-- START OF RECORDS FOR THE TASK --

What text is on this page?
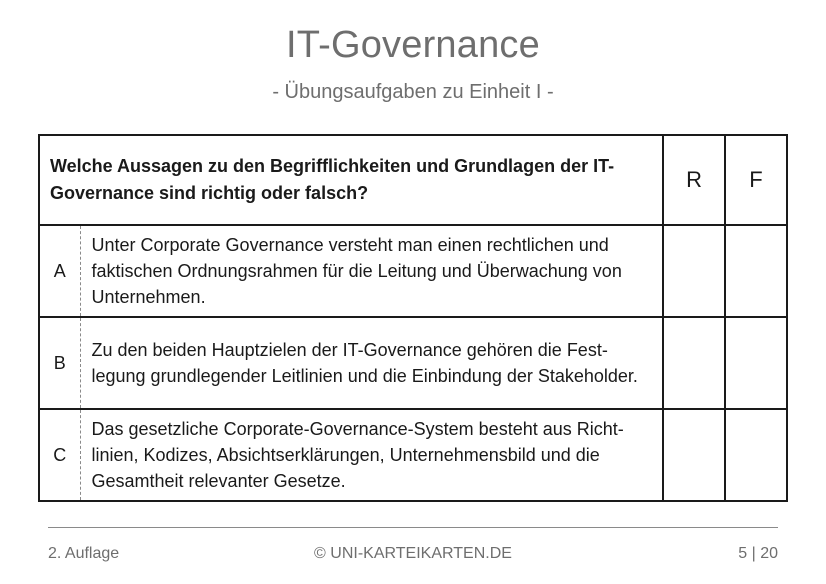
IT-Governance
- Übungsaufgaben zu Einheit I -
Welche Aussagen zu den Begrifflichkeiten und Grundlagen der IT-Governance sind richtig oder falsch?		R	F
A	Unter Corporate Governance versteht man einen rechtlichen und faktischen Ordnungsrahmen für die Leitung und Überwachung von Unternehmen.		
B	Zu den beiden Hauptzielen der IT-Governance gehören die Festlegung grundlegender Leitlinien und die Einbindung der Stakeholder.		
C	Das gesetzliche Corporate-Governance-System besteht aus Richtlinien, Kodizes, Absichtserklärungen, Unternehmensbild und die Gesamtheit relevanter Gesetze.		
2. Auflage	© UNI-KARTEIKARTEN.DE	5 | 20
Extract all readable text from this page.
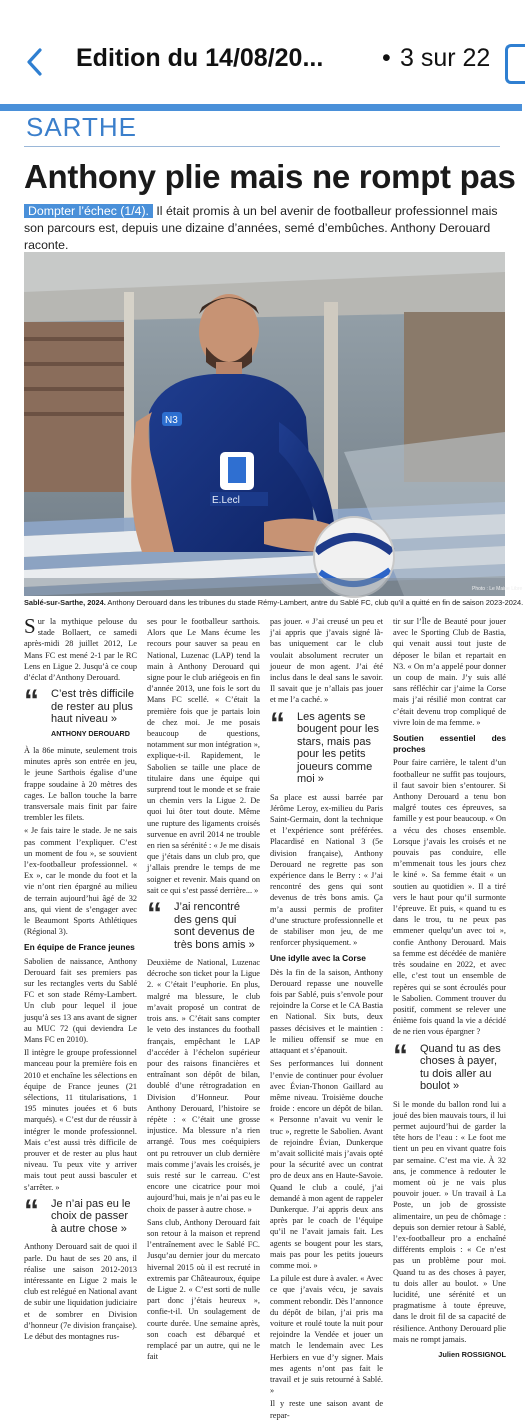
Edition du 14/08/20... • 3 sur 22
SARTHE
Anthony plie mais ne rompt pas
Dompter l’échec (1/4). Il était promis à un bel avenir de footballeur professionnel mais son parcours est, depuis une dizaine d’années, semé d’embûches. Anthony Derouard raconte.
N3
E.Lecl
Photo : Le Maine Libre
Sablé-sur-Sarthe, 2024. Anthony Derouard dans les tribunes du stade Rémy-Lambert, antre du Sablé FC, club qu’il a quitté en fin de saison 2023-2024.

Sur la mythique pelouse du stade Bollaert, ce samedi après-midi 28 juillet 2012, Le Mans FC est mené 2-1 par le RC Lens en Ligue 2. Jusqu’à ce coup d’éclat d’Anthony Derouard.

“ C’est très difficile de rester au plus haut niveau »
ANTHONY DEROUARD

À la 86e minute, seulement trois minutes après son entrée en jeu, le jeune Sarthois égalise d’une frappe soudaine à 20 mètres des cages. Le ballon touche la barre transversale mais finit par faire trembler les filets.

« Je fais taire le stade. Je ne sais pas comment l’expliquer. C’est un moment de fou », se souvient l’ex-footballeur professionnel. « Ex », car le monde du foot et la vie n’ont rien épargné au milieu de terrain aujourd’hui âgé de 32 ans, qui vient de s’engager avec le Beaumont Sports Athlétiques (Régional 3).

En équipe de France jeunes

Sabolien de naissance, Anthony Derouard fait ses premiers pas sur les rectangles verts du Sablé FC et son stade Rémy-Lambert. Un club pour lequel il joue jusqu’à ses 13 ans avant de signer au MUC 72 (qui deviendra Le Mans FC en 2010).

Il intègre le groupe professionnel manceau pour la première fois en 2010 et enchaîne les sélections en équipe de France jeunes (21 sélections, 11 titularisations, 1 195 minutes jouées et 6 buts marqués). « C’est dur de réussir à intégrer le monde professionnel. Mais c’est aussi très difficile de prouver et de rester au plus haut niveau. Tu peux vite y arriver mais tout peut aussi basculer et s’arrêter. »

“ Je n’ai pas eu le choix de passer à autre chose »

Anthony Derouard sait de quoi il parle. Du haut de ses 20 ans, il réalise une saison 2012-2013 intéressante en Ligue 2 mais le club est relégué en National avant de subir une liquidation judiciaire et de sombrer en Division d’honneur (7e division française). Le début des montagnes rus-

ses pour le footballeur sarthois. Alors que Le Mans écume les recours pour sauver sa peau en National, Luzenac (LAP) tend la main à Anthony Derouard qui signe pour le club ariégeois en fin d’année 2013, une fois le sort du Mans FC scellé. « C’était la première fois que je partais loin de chez moi. Je me posais beaucoup de questions, notamment sur mon intégration », explique-t-il. Rapidement, le Sabolien se taille une place de titulaire dans une équipe qui surprend tout le monde et se fraie un chemin vers la Ligue 2. De quoi lui ôter tout doute. Même une rupture des ligaments croisés survenue en avril 2014 ne trouble en rien sa sérénité : « Je me disais que j’étais dans un club pro, que j’allais prendre le temps de me soigner et revenir. Mais quand on sait ce qui s’est passé derrière... »

“ J’ai rencontré des gens qui sont devenus de très bons amis »

Deuxième de National, Luzenac décroche son ticket pour la Ligue 2. « C’était l’euphorie. En plus, malgré ma blessure, le club m’avait proposé un contrat de trois ans. » C’était sans compter le veto des instances du football français, empêchant le LAP d’accéder à l’échelon supérieur pour des raisons financières et entraînant son dépôt de bilan, doublé d’une rétrogradation en Division d’Honneur. Pour Anthony Derouard, l’histoire se répète : « C’était une grosse injustice. Ma blessure n’a rien arrangé. Tous mes coéquipiers ont pu retrouver un club dernière mais comme j’avais les croisés, je suis resté sur le carreau. C’est encore une cicatrice pour moi aujourd’hui, mais je n’ai pas eu le choix de passer à autre chose. »

Sans club, Anthony Derouard fait son retour à la maison et reprend l’entraînement avec le Sablé FC. Jusqu’au dernier jour du mercato hivernal 2015 où il est recruté in extremis par Châteauroux, équipe de Ligue 2. « C’est sorti de nulle part donc j’étais heureux », confie-t-il. Un soulagement de courte durée. Une semaine après, son coach est débarqué et remplacé par un autre, qui ne le fait

pas jouer. « J’ai creusé un peu et j’ai appris que j’avais signé là-bas uniquement car le club voulait absolument recruter un joueur de mon agent. J’ai été inclus dans le deal sans le savoir. Il savait que je n’allais pas jouer et me l’a caché. »

“ Les agents se bougent pour les stars, mais pas pour les petits joueurs comme moi »

Sa place est aussi barrée par Jérôme Leroy, ex-milieu du Paris Saint-Germain, dont la technique et l’expérience sont préférées. Placardisé en National 3 (5e division française), Anthony Derouard ne regrette pas son expérience dans le Berry : « J’ai rencontré des gens qui sont devenus de très bons amis. Ça m’a aussi permis de profiter d’une structure professionnelle et de stabiliser mon jeu, de me renforcer physiquement. »

Une idylle avec la Corse

Dès la fin de la saison, Anthony Derouard repasse une nouvelle fois par Sablé, puis s’envole pour rejoindre la Corse et le CA Bastia en National. Six buts, deux passes décisives et le maintien : le milieu offensif se mue en attaquant et s’épanouit.

Ses performances lui donnent l’envie de continuer pour évoluer avec Évian-Thonon Gaillard au même niveau. Troisième douche froide : encore un dépôt de bilan. « Personne n’avait vu venir le truc », regrette le Sabolien. Avant de rejoindre Évian, Dunkerque m’avait sollicité mais j’avais opté pour la sécurité avec un contrat pro de deux ans en Haute-Savoie. Quand le club a coulé, j’ai demandé à mon agent de rappeler Dunkerque. J’ai appris deux ans après par le coach de l’équipe qu’il ne l’avait jamais fait. Les agents se bougent pour les stars, mais pas pour les petits joueurs comme moi. »

La pilule est dure à avaler. « Avec ce que j’avais vécu, je savais comment rebondir. Dès l’annonce du dépôt de bilan, j’ai pris ma voiture et roulé toute la nuit pour rejoindre la Vendée et jouer un match le lendemain avec Les Herbiers en vue d’y signer. Mais mes agents n’ont pas fait le travail et je suis retourné à Sablé. »

Il y reste une saison avant de repar-

tir sur l’Île de Beauté pour jouer avec le Sporting Club de Bastia, qui venait aussi tout juste de déposer le bilan et repartait en N3. « On m’a appelé pour donner un coup de main. J’y suis allé sans réfléchir car j’aime la Corse mais j’ai résilié mon contrat car c’était devenu trop compliqué de vivre loin de ma femme. »

Soutien essentiel des proches

Pour faire carrière, le talent d’un footballeur ne suffit pas toujours, il faut savoir bien s’entourer. Si Anthony Derouard a tenu bon malgré toutes ces épreuves, sa famille y est pour beaucoup. « On a vécu des choses ensemble. Lorsque j’avais les croisés et ne pouvais pas conduire, elle m’emmenait tous les jours chez le kiné ». Sa femme était « un soutien au quotidien ». Il a tiré vers le haut pour qu’il surmonte l’épreuve. Et puis, « quand tu es dans le trou, tu ne peux pas emmener quelqu’un avec toi », confie Anthony Derouard. Mais sa femme est décédée de manière très soudaine en 2022, et avec elle, c’est tout un ensemble de repères qui se sont écroulés pour le Sabolien. Comment trouver du positif, comment se relever une énième fois quand la vie a décidé de ne rien vous épargner ?

“ Quand tu as des choses à payer, tu dois aller au boulot »

Si le monde du ballon rond lui a joué des bien mauvais tours, il lui permet aujourd’hui de garder la tête hors de l’eau : « Le foot me tient un peu en vivant quatre fois par semaine. C’est ma vie. À 32 ans, je commence à redouter le moment où je ne vais plus pouvoir jouer. » Un travail à La Poste, un job de grossiste alimentaire, un peu de chômage : depuis son dernier retour à Sablé, l’ex-footballeur pro a enchaîné différents emplois : « Ce n’est pas un problème pour moi. Quand tu as des choses à payer, tu dois aller au boulot. » Une lucidité, une sérénité et un pragmatisme à toute épreuve, dans le droit fil de sa capacité de résilience. Anthony Derouard plie mais ne rompt jamais.

Julien ROSSIGNOL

-- END OF RECORDS FOR THE TASK --

From the data above, work out how many lines hold "Corporate". Answer with the number alone.

2